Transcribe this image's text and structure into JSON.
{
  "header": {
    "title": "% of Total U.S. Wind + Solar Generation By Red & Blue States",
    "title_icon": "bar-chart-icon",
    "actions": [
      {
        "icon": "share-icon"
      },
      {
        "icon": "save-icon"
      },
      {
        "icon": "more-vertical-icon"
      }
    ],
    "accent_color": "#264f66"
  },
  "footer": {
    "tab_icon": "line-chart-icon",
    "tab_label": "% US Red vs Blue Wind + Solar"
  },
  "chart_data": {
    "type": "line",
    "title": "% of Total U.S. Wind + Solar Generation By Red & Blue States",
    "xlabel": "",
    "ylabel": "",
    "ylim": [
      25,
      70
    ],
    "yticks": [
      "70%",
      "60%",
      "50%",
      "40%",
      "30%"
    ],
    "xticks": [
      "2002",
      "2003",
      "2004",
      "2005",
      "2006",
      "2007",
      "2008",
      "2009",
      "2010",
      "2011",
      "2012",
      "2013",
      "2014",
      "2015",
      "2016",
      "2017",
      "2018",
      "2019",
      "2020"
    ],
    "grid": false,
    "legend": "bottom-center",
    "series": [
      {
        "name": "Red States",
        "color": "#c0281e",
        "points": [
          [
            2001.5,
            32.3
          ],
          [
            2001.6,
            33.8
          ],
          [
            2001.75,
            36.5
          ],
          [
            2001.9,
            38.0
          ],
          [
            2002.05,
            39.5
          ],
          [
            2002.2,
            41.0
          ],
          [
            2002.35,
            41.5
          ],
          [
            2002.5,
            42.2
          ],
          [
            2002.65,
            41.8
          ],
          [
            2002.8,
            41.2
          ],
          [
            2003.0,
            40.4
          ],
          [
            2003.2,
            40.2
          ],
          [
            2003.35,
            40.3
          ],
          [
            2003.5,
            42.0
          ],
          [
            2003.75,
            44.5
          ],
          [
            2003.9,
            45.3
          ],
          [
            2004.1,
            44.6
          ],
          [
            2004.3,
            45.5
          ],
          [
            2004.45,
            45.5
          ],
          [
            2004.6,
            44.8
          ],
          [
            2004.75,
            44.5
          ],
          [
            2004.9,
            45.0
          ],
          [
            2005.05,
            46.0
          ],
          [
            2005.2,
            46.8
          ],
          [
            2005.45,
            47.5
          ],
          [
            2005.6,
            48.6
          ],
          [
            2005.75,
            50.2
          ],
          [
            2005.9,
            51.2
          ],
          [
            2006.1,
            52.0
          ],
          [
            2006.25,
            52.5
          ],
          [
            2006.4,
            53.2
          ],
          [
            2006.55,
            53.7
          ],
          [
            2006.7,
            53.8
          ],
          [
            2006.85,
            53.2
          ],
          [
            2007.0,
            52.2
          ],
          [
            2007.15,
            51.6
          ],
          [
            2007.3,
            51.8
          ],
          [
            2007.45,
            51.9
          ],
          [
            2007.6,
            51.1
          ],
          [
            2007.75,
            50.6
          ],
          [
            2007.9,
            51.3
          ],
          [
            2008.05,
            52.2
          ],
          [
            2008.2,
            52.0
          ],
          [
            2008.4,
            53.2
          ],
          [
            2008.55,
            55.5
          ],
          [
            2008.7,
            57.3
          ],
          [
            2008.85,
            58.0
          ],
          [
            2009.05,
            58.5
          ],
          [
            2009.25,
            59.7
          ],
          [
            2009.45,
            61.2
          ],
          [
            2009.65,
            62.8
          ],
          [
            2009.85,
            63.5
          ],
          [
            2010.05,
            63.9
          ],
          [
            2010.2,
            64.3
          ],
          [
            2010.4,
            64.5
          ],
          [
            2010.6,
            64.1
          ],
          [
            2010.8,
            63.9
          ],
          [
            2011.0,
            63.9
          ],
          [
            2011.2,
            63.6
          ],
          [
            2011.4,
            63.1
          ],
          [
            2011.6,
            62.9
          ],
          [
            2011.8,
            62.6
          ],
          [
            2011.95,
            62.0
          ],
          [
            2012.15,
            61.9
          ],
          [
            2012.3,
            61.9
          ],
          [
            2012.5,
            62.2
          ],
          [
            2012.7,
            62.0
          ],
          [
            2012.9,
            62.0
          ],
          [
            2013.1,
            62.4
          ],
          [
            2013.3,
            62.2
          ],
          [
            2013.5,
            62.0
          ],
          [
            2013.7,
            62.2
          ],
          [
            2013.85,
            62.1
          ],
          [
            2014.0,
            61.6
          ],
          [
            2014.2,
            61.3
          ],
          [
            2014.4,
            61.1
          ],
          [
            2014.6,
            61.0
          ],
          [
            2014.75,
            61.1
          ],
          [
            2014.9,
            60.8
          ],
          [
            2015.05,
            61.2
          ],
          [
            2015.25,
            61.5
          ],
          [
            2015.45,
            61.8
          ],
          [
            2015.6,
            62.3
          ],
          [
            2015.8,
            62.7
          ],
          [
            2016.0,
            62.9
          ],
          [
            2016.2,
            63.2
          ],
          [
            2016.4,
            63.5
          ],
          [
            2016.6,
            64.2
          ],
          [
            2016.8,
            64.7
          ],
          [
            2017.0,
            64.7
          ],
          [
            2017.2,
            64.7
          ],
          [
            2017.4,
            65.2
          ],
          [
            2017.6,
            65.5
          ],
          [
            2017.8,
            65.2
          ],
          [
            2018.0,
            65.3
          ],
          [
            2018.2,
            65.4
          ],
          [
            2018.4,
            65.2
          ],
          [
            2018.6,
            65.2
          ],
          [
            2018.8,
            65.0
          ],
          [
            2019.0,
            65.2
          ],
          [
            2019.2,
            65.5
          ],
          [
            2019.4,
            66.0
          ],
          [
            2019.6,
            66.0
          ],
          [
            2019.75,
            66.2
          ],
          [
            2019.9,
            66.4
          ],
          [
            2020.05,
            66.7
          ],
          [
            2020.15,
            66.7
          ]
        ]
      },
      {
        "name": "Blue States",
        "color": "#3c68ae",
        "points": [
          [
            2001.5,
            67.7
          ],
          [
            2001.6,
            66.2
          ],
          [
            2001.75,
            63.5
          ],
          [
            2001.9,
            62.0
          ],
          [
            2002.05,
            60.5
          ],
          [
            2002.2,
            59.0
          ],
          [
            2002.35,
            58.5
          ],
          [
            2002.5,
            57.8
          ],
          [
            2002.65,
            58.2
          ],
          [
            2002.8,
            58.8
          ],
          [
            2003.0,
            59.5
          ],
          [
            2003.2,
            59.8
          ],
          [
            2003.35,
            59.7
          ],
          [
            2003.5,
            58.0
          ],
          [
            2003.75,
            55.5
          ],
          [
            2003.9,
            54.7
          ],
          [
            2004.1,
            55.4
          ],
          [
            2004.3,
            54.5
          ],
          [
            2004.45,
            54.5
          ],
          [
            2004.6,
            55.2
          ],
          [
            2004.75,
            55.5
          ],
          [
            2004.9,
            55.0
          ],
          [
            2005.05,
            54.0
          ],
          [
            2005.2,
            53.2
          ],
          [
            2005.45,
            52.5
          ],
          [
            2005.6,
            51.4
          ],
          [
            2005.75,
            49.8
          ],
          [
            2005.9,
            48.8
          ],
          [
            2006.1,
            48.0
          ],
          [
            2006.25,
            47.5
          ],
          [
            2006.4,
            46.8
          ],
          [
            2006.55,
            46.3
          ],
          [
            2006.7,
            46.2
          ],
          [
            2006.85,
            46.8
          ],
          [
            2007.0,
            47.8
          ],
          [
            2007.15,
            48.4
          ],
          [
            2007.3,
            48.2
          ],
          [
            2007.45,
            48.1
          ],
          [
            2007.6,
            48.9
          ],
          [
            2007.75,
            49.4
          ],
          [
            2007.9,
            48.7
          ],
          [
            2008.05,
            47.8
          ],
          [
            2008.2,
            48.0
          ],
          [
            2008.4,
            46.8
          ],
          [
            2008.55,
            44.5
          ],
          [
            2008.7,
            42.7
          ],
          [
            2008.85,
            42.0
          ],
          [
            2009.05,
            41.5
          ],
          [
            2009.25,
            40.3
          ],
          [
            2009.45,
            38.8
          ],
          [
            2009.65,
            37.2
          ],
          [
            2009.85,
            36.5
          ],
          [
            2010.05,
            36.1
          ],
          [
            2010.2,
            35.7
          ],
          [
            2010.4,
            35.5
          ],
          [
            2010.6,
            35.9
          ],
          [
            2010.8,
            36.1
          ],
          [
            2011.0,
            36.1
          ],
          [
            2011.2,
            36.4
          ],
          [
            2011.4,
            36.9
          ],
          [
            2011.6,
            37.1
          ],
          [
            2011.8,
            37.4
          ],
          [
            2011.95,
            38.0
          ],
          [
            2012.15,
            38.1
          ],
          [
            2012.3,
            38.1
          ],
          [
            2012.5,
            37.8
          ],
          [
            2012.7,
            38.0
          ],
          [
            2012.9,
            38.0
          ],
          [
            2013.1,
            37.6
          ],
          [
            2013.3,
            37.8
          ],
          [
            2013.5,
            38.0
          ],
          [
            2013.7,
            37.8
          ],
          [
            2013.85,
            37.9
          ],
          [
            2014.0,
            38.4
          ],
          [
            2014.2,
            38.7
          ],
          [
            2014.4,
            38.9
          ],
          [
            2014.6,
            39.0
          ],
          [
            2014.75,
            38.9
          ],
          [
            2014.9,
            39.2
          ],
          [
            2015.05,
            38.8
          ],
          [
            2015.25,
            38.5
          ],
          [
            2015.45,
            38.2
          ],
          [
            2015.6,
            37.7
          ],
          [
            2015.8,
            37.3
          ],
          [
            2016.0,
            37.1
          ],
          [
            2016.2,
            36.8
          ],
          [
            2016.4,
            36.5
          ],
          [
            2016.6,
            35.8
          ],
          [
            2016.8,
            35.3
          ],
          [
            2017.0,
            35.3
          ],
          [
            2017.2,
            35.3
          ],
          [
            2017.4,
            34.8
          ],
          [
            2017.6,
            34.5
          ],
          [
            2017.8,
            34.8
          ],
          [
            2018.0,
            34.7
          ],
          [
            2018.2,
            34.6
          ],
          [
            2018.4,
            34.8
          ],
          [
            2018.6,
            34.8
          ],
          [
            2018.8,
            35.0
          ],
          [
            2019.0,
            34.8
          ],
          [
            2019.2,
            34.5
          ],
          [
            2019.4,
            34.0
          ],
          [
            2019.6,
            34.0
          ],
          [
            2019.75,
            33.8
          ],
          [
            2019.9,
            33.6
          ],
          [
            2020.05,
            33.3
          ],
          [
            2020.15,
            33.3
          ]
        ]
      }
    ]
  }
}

--*--

— Problem to work on —
The lines to collect are those holding the string "States"; copy them all.

— Exercise solution —
    "title": "% of Total U.S. Wind + Solar Generation By Red & Blue States",
    "title": "% of Total U.S. Wind + Solar Generation By Red & Blue States",
        "name": "Red States",
        "name": "Blue States",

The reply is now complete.